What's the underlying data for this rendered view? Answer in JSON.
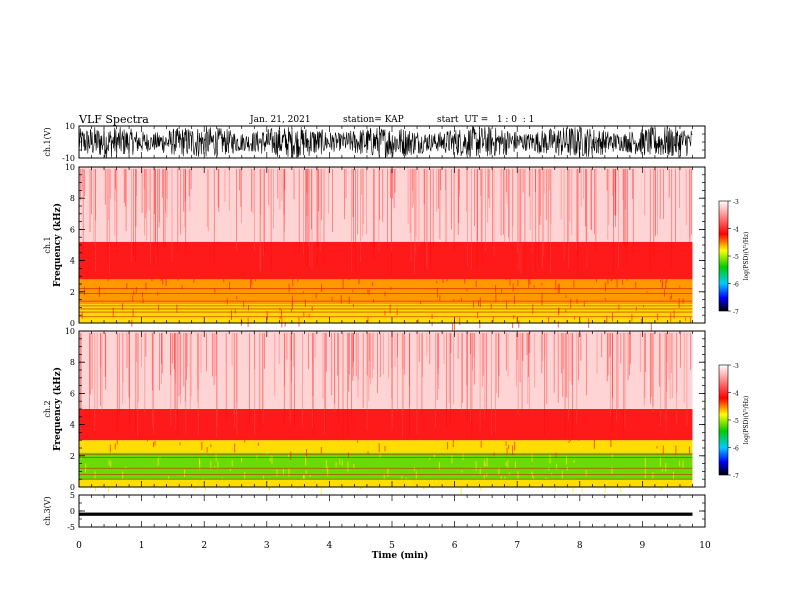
{
  "header": {
    "title": "VLF Spectra",
    "date": "Jan. 21, 2021",
    "station": "station= KAP",
    "start": "start  UT =   1 : 0  : 1"
  },
  "colorbar": {
    "label": "log(PSD)(V²/Hz)",
    "ticks": [
      "-3",
      "-4",
      "-5",
      "-6",
      "-7"
    ],
    "colors": [
      "#ffffff",
      "#ff0000",
      "#ffff00",
      "#00cc00",
      "#00ccff",
      "#0000ff",
      "#000000"
    ]
  },
  "chart_data": [
    {
      "type": "line",
      "name": "ch1-waveform",
      "ylabel": "ch.1(V)",
      "yticks": [
        "10",
        "-10"
      ],
      "ylim": [
        -10,
        10
      ],
      "xlim": [
        0,
        10
      ],
      "data_extent_min": 9.8,
      "description_values": "dense noise oscillating between about -10 and 10 V over 0-9.8 min"
    },
    {
      "type": "heatmap",
      "name": "ch1-spectrogram",
      "ylabel": "ch.1 Frequency (kHz)",
      "ylim": [
        0,
        10
      ],
      "yticks": [
        "0",
        "2",
        "4",
        "6",
        "8",
        "10"
      ],
      "xlim": [
        0,
        10
      ],
      "data_extent_min": 9.8,
      "bands_khz": [
        {
          "from": 0,
          "to": 1.2,
          "level": "yellow"
        },
        {
          "from": 1.2,
          "to": 2.8,
          "level": "yellow-red"
        },
        {
          "from": 2.8,
          "to": 5.2,
          "level": "red"
        },
        {
          "from": 5.2,
          "to": 10,
          "level": "white-red"
        }
      ],
      "lines_khz": [
        0.4,
        0.7,
        0.9,
        1.1,
        1.4,
        1.9,
        2.2
      ]
    },
    {
      "type": "heatmap",
      "name": "ch2-spectrogram",
      "ylabel": "ch.2 Frequency (kHz)",
      "ylim": [
        0,
        10
      ],
      "yticks": [
        "0",
        "2",
        "4",
        "6",
        "8",
        "10"
      ],
      "xlim": [
        0,
        10
      ],
      "data_extent_min": 9.8,
      "bands_khz": [
        {
          "from": 0,
          "to": 0.5,
          "level": "yellow"
        },
        {
          "from": 0.5,
          "to": 2.2,
          "level": "green"
        },
        {
          "from": 2.2,
          "to": 3.0,
          "level": "yellow"
        },
        {
          "from": 3.0,
          "to": 5.0,
          "level": "red"
        },
        {
          "from": 5.0,
          "to": 10,
          "level": "white-red"
        }
      ],
      "lines_khz": [
        0.5,
        0.8,
        1.2,
        1.9,
        2.1
      ]
    },
    {
      "type": "line",
      "name": "ch3-waveform",
      "ylabel": "ch.3(V)",
      "yticks": [
        "5",
        "0",
        "-5"
      ],
      "ylim": [
        -5,
        5
      ],
      "xlim": [
        0,
        10
      ],
      "data_extent_min": 9.8,
      "level_v": [
        -1.5,
        -0.5
      ]
    }
  ],
  "xaxis": {
    "label": "Time (min)",
    "ticks": [
      "0",
      "1",
      "2",
      "3",
      "4",
      "5",
      "6",
      "7",
      "8",
      "9",
      "10"
    ]
  }
}
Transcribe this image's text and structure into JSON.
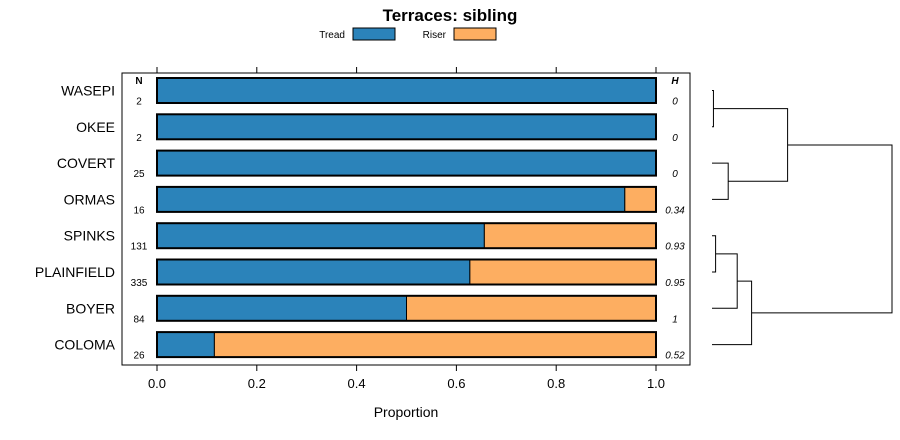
{
  "chart_data": {
    "type": "bar",
    "orientation": "horizontal",
    "stacked": true,
    "title": "Terraces: sibling",
    "xlabel": "Proportion",
    "ylabel": "",
    "xlim": [
      0,
      1
    ],
    "x_ticks": [
      {
        "value": 0,
        "label": "0.0"
      },
      {
        "value": 0.2,
        "label": "0.2"
      },
      {
        "value": 0.4,
        "label": "0.4"
      },
      {
        "value": 0.6,
        "label": "0.6"
      },
      {
        "value": 0.8,
        "label": "0.8"
      },
      {
        "value": 1,
        "label": "1.0"
      }
    ],
    "n_header": "N",
    "h_header": "H",
    "categories": [
      "WASEPI",
      "OKEE",
      "COVERT",
      "ORMAS",
      "SPINKS",
      "PLAINFIELD",
      "BOYER",
      "COLOMA"
    ],
    "n_values": [
      "2",
      "2",
      "25",
      "16",
      "131",
      "335",
      "84",
      "26"
    ],
    "h_values": [
      "0",
      "0",
      "0",
      "0.34",
      "0.93",
      "0.95",
      "1",
      "0.52"
    ],
    "series": [
      {
        "name": "Tread",
        "color": "#2b83ba",
        "values": [
          1.0,
          1.0,
          1.0,
          0.9375,
          0.656,
          0.627,
          0.5,
          0.115
        ]
      },
      {
        "name": "Riser",
        "color": "#fdae61",
        "values": [
          0.0,
          0.0,
          0.0,
          0.0625,
          0.344,
          0.373,
          0.5,
          0.885
        ]
      }
    ],
    "legend_position": "top-center",
    "dendrogram": {
      "leaf_order": [
        "WASEPI",
        "OKEE",
        "COVERT",
        "ORMAS",
        "SPINKS",
        "PLAINFIELD",
        "BOYER",
        "COLOMA"
      ],
      "merges": [
        {
          "a": "WASEPI",
          "b": "OKEE",
          "height": 0.008
        },
        {
          "a": "SPINKS",
          "b": "PLAINFIELD",
          "height": 0.02
        },
        {
          "a": "COVERT",
          "b": "ORMAS",
          "height": 0.09
        },
        {
          "a": [
            "WASEPI",
            "OKEE"
          ],
          "b": [
            "COVERT",
            "ORMAS"
          ],
          "height": 0.42
        },
        {
          "a": [
            "SPINKS",
            "PLAINFIELD"
          ],
          "b": "BOYER",
          "height": 0.14
        },
        {
          "a": [
            "SPINKS",
            "PLAINFIELD",
            "BOYER"
          ],
          "b": "COLOMA",
          "height": 0.22
        },
        {
          "a": [
            "WASEPI",
            "OKEE",
            "COVERT",
            "ORMAS"
          ],
          "b": [
            "SPINKS",
            "PLAINFIELD",
            "BOYER",
            "COLOMA"
          ],
          "height": 1.0
        }
      ]
    }
  }
}
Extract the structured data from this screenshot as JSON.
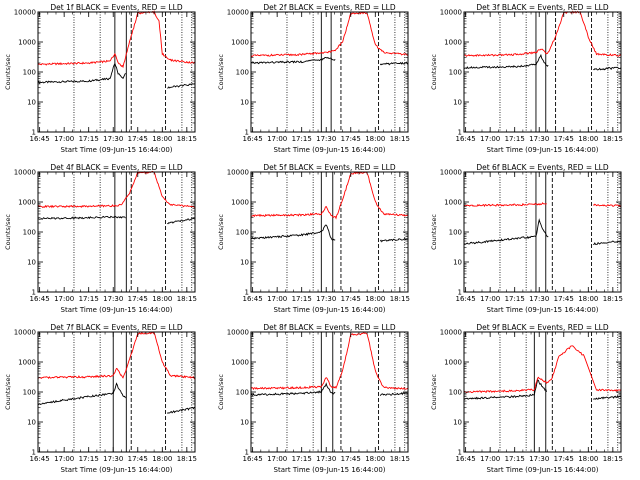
{
  "chart_data": [
    {
      "type": "line",
      "title": "Det 1f BLACK = Events, RED = LLD",
      "xlabel": "Start Time (09-Jun-15 16:44:00)",
      "ylabel": "Counts/sec",
      "scale_y": "log",
      "ylim": [
        1,
        10000
      ],
      "x_ticks": [
        "16:45",
        "17:00",
        "17:15",
        "17:30",
        "17:45",
        "18:00",
        "18:15"
      ],
      "y_ticks": [
        "1",
        "10",
        "100",
        "1000",
        "10000"
      ],
      "vlines": {
        "solid": [
          "17:31",
          "17:38"
        ],
        "dashed": [
          "17:41",
          "18:02"
        ],
        "dotted": [
          "17:06",
          "17:22",
          "18:12",
          "18:18"
        ]
      },
      "series": [
        {
          "color": "#000000",
          "x": [
            "16:44",
            "17:15",
            "17:28",
            "17:31",
            "17:33",
            "17:36",
            "17:38",
            "17:40",
            "18:02",
            "18:03",
            "18:20"
          ],
          "y": [
            45,
            50,
            60,
            200,
            90,
            60,
            110,
            0,
            0,
            30,
            40
          ]
        },
        {
          "color": "#ff0000",
          "x": [
            "16:44",
            "17:15",
            "17:28",
            "17:31",
            "17:33",
            "17:36",
            "17:40",
            "17:45",
            "17:55",
            "17:58",
            "18:00",
            "18:05",
            "18:20"
          ],
          "y": [
            180,
            200,
            230,
            400,
            200,
            150,
            1000,
            9000,
            10000,
            5000,
            400,
            250,
            200
          ]
        }
      ]
    },
    {
      "type": "line",
      "title": "Det 2f BLACK = Events, RED = LLD",
      "xlabel": "Start Time (09-Jun-15 16:44:00)",
      "ylabel": "Counts/sec",
      "scale_y": "log",
      "ylim": [
        1,
        10000
      ],
      "x_ticks": [
        "16:45",
        "17:00",
        "17:15",
        "17:30",
        "17:45",
        "18:00",
        "18:15"
      ],
      "y_ticks": [
        "1",
        "10",
        "100",
        "1000",
        "10000"
      ],
      "vlines": {
        "solid": [
          "17:27",
          "17:33"
        ],
        "dashed": [
          "17:39",
          "18:02"
        ],
        "dotted": [
          "17:06",
          "17:22",
          "18:12",
          "18:18"
        ]
      },
      "series": [
        {
          "color": "#000000",
          "x": [
            "16:44",
            "17:15",
            "17:27",
            "17:30",
            "17:33",
            "17:36",
            "17:40",
            "18:02",
            "18:03",
            "18:20"
          ],
          "y": [
            200,
            220,
            260,
            300,
            280,
            250,
            0,
            0,
            180,
            200
          ]
        },
        {
          "color": "#ff0000",
          "x": [
            "16:44",
            "17:15",
            "17:30",
            "17:35",
            "17:40",
            "17:45",
            "17:55",
            "18:00",
            "18:05",
            "18:20"
          ],
          "y": [
            350,
            380,
            450,
            500,
            1000,
            9000,
            9500,
            800,
            450,
            380
          ]
        }
      ]
    },
    {
      "type": "line",
      "title": "Det 3f BLACK = Events, RED = LLD",
      "xlabel": "Start Time (09-Jun-15 16:44:00)",
      "ylabel": "Counts/sec",
      "scale_y": "log",
      "ylim": [
        1,
        10000
      ],
      "x_ticks": [
        "16:45",
        "17:00",
        "17:15",
        "17:30",
        "17:45",
        "18:00",
        "18:15"
      ],
      "y_ticks": [
        "1",
        "10",
        "100",
        "1000",
        "10000"
      ],
      "vlines": {
        "solid": [
          "17:28",
          "17:34"
        ],
        "dashed": [
          "17:40",
          "18:02"
        ],
        "dotted": [
          "17:06",
          "17:22",
          "18:12",
          "18:18"
        ]
      },
      "series": [
        {
          "color": "#000000",
          "x": [
            "16:44",
            "17:15",
            "17:28",
            "17:31",
            "17:33",
            "17:36",
            "17:40",
            "18:02",
            "18:03",
            "18:20"
          ],
          "y": [
            140,
            150,
            180,
            350,
            200,
            150,
            0,
            0,
            120,
            140
          ]
        },
        {
          "color": "#ff0000",
          "x": [
            "16:44",
            "17:15",
            "17:28",
            "17:31",
            "17:35",
            "17:40",
            "17:45",
            "17:55",
            "18:00",
            "18:05",
            "18:20"
          ],
          "y": [
            350,
            380,
            450,
            600,
            400,
            1500,
            9500,
            10000,
            1500,
            400,
            350
          ]
        }
      ]
    },
    {
      "type": "line",
      "title": "Det 4f BLACK = Events, RED = LLD",
      "xlabel": "Start Time (09-Jun-15 16:44:00)",
      "ylabel": "Counts/sec",
      "scale_y": "log",
      "ylim": [
        1,
        10000
      ],
      "x_ticks": [
        "16:45",
        "17:00",
        "17:15",
        "17:30",
        "17:45",
        "18:00",
        "18:15"
      ],
      "y_ticks": [
        "1",
        "10",
        "100",
        "1000",
        "10000"
      ],
      "vlines": {
        "solid": [
          "17:31",
          "17:38"
        ],
        "dashed": [
          "17:41",
          "18:02"
        ],
        "dotted": [
          "17:06",
          "17:22",
          "18:12",
          "18:18"
        ]
      },
      "series": [
        {
          "color": "#000000",
          "x": [
            "16:44",
            "17:15",
            "17:31",
            "17:35",
            "17:38",
            "17:40",
            "18:02",
            "18:03",
            "18:20"
          ],
          "y": [
            280,
            300,
            320,
            310,
            300,
            0,
            0,
            200,
            280
          ]
        },
        {
          "color": "#ff0000",
          "x": [
            "16:44",
            "17:15",
            "17:30",
            "17:35",
            "17:40",
            "17:45",
            "17:55",
            "18:00",
            "18:05",
            "18:20"
          ],
          "y": [
            700,
            720,
            750,
            800,
            2000,
            9500,
            10000,
            1500,
            800,
            700
          ]
        }
      ]
    },
    {
      "type": "line",
      "title": "Det 5f BLACK = Events, RED = LLD",
      "xlabel": "Start Time (09-Jun-15 16:44:00)",
      "ylabel": "Counts/sec",
      "scale_y": "log",
      "ylim": [
        1,
        10000
      ],
      "x_ticks": [
        "16:45",
        "17:00",
        "17:15",
        "17:30",
        "17:45",
        "18:00",
        "18:15"
      ],
      "y_ticks": [
        "1",
        "10",
        "100",
        "1000",
        "10000"
      ],
      "vlines": {
        "solid": [
          "17:27",
          "17:34"
        ],
        "dashed": [
          "17:39",
          "18:02"
        ],
        "dotted": [
          "17:06",
          "17:22",
          "18:12",
          "18:18"
        ]
      },
      "series": [
        {
          "color": "#000000",
          "x": [
            "16:44",
            "17:15",
            "17:27",
            "17:30",
            "17:33",
            "17:36",
            "17:39",
            "18:02",
            "18:03",
            "18:20"
          ],
          "y": [
            60,
            80,
            100,
            180,
            60,
            50,
            0,
            0,
            50,
            60
          ]
        },
        {
          "color": "#ff0000",
          "x": [
            "16:44",
            "17:15",
            "17:27",
            "17:30",
            "17:33",
            "17:36",
            "17:40",
            "17:45",
            "17:55",
            "18:00",
            "18:05",
            "18:20"
          ],
          "y": [
            350,
            370,
            400,
            700,
            350,
            300,
            1200,
            9000,
            9500,
            1000,
            400,
            350
          ]
        }
      ]
    },
    {
      "type": "line",
      "title": "Det 6f BLACK = Events, RED = LLD",
      "xlabel": "Start Time (09-Jun-15 16:44:00)",
      "ylabel": "Counts/sec",
      "scale_y": "log",
      "ylim": [
        1,
        10000
      ],
      "x_ticks": [
        "16:45",
        "17:00",
        "17:15",
        "17:30",
        "17:45",
        "18:00",
        "18:15"
      ],
      "y_ticks": [
        "1",
        "10",
        "100",
        "1000",
        "10000"
      ],
      "vlines": {
        "solid": [
          "17:28",
          "17:34"
        ],
        "dashed": [
          "17:38",
          "18:02"
        ],
        "dotted": [
          "17:06",
          "17:22",
          "18:12",
          "18:18"
        ]
      },
      "series": [
        {
          "color": "#000000",
          "x": [
            "16:44",
            "17:15",
            "17:28",
            "17:30",
            "17:33",
            "17:36",
            "17:38",
            "18:02",
            "18:03",
            "18:20"
          ],
          "y": [
            40,
            60,
            70,
            250,
            100,
            60,
            0,
            0,
            40,
            50
          ]
        },
        {
          "color": "#ff0000",
          "x": [
            "16:44",
            "17:15",
            "17:30",
            "17:35",
            "17:38",
            "18:02",
            "18:03",
            "18:20"
          ],
          "y": [
            750,
            800,
            850,
            900,
            0,
            0,
            800,
            750
          ]
        }
      ]
    },
    {
      "type": "line",
      "title": "Det 7f BLACK = Events, RED = LLD",
      "xlabel": "Start Time (09-Jun-15 16:44:00)",
      "ylabel": "Counts/sec",
      "scale_y": "log",
      "ylim": [
        1,
        10000
      ],
      "x_ticks": [
        "16:45",
        "17:00",
        "17:15",
        "17:30",
        "17:45",
        "18:00",
        "18:15"
      ],
      "y_ticks": [
        "1",
        "10",
        "100",
        "1000",
        "10000"
      ],
      "vlines": {
        "solid": [
          "17:30",
          "17:38"
        ],
        "dashed": [
          "17:41",
          "18:02"
        ],
        "dotted": [
          "17:06",
          "17:22",
          "18:12",
          "18:18"
        ]
      },
      "series": [
        {
          "color": "#000000",
          "x": [
            "16:44",
            "17:15",
            "17:30",
            "17:32",
            "17:35",
            "17:38",
            "17:41",
            "18:02",
            "18:03",
            "18:20"
          ],
          "y": [
            40,
            70,
            90,
            180,
            90,
            60,
            0,
            0,
            20,
            30
          ]
        },
        {
          "color": "#ff0000",
          "x": [
            "16:44",
            "17:15",
            "17:30",
            "17:32",
            "17:36",
            "17:40",
            "17:45",
            "17:55",
            "18:00",
            "18:05",
            "18:20"
          ],
          "y": [
            300,
            320,
            350,
            600,
            300,
            1200,
            9000,
            9500,
            1000,
            350,
            300
          ]
        }
      ]
    },
    {
      "type": "line",
      "title": "Det 8f BLACK = Events, RED = LLD",
      "xlabel": "Start Time (09-Jun-15 16:44:00)",
      "ylabel": "Counts/sec",
      "scale_y": "log",
      "ylim": [
        1,
        10000
      ],
      "x_ticks": [
        "16:45",
        "17:00",
        "17:15",
        "17:30",
        "17:45",
        "18:00",
        "18:15"
      ],
      "y_ticks": [
        "1",
        "10",
        "100",
        "1000",
        "10000"
      ],
      "vlines": {
        "solid": [
          "17:27",
          "17:34"
        ],
        "dashed": [
          "17:39",
          "18:02"
        ],
        "dotted": [
          "17:06",
          "17:22",
          "18:12",
          "18:18"
        ]
      },
      "series": [
        {
          "color": "#000000",
          "x": [
            "16:44",
            "17:15",
            "17:27",
            "17:30",
            "17:33",
            "17:36",
            "17:39",
            "18:02",
            "18:03",
            "18:20"
          ],
          "y": [
            80,
            90,
            100,
            180,
            90,
            90,
            0,
            0,
            80,
            90
          ]
        },
        {
          "color": "#ff0000",
          "x": [
            "16:44",
            "17:15",
            "17:27",
            "17:30",
            "17:33",
            "17:36",
            "17:40",
            "17:45",
            "17:55",
            "18:00",
            "18:05",
            "18:20"
          ],
          "y": [
            130,
            140,
            150,
            300,
            150,
            140,
            500,
            8000,
            9000,
            500,
            140,
            130
          ]
        }
      ]
    },
    {
      "type": "line",
      "title": "Det 9f BLACK = Events, RED = LLD",
      "xlabel": "Start Time (09-Jun-15 16:44:00)",
      "ylabel": "Counts/sec",
      "scale_y": "log",
      "ylim": [
        1,
        10000
      ],
      "x_ticks": [
        "16:45",
        "17:00",
        "17:15",
        "17:30",
        "17:45",
        "18:00",
        "18:15"
      ],
      "y_ticks": [
        "1",
        "10",
        "100",
        "1000",
        "10000"
      ],
      "vlines": {
        "solid": [
          "17:27",
          "17:34"
        ],
        "dashed": [
          "17:38",
          "18:02"
        ],
        "dotted": [
          "17:06",
          "17:22",
          "18:12",
          "18:18"
        ]
      },
      "series": [
        {
          "color": "#000000",
          "x": [
            "16:44",
            "17:15",
            "17:27",
            "17:29",
            "17:32",
            "17:35",
            "17:38",
            "18:02",
            "18:03",
            "18:20"
          ],
          "y": [
            60,
            70,
            80,
            250,
            150,
            100,
            0,
            0,
            60,
            70
          ]
        },
        {
          "color": "#ff0000",
          "x": [
            "16:44",
            "17:15",
            "17:27",
            "17:29",
            "17:32",
            "17:35",
            "17:38",
            "17:42",
            "17:50",
            "17:58",
            "18:02",
            "18:05",
            "18:20"
          ],
          "y": [
            100,
            110,
            120,
            300,
            250,
            200,
            300,
            1500,
            3500,
            1500,
            0,
            120,
            110
          ]
        }
      ]
    }
  ]
}
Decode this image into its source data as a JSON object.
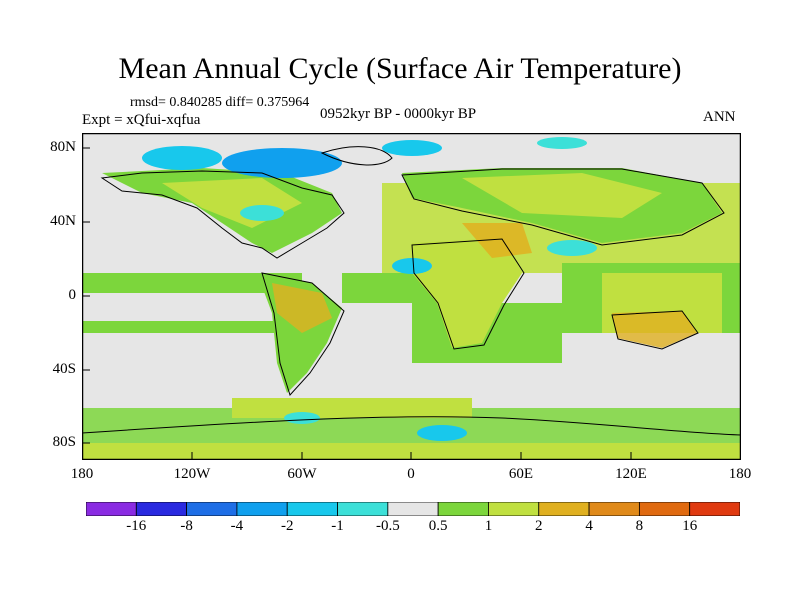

══════

EXERCISE DETAILS
Pick out the lines above containing the word "image", then copy them.

EXERCISE OUTPUT
Transcribe this image's text and structure into JSON.
Decode this image into its source data as a JSON object.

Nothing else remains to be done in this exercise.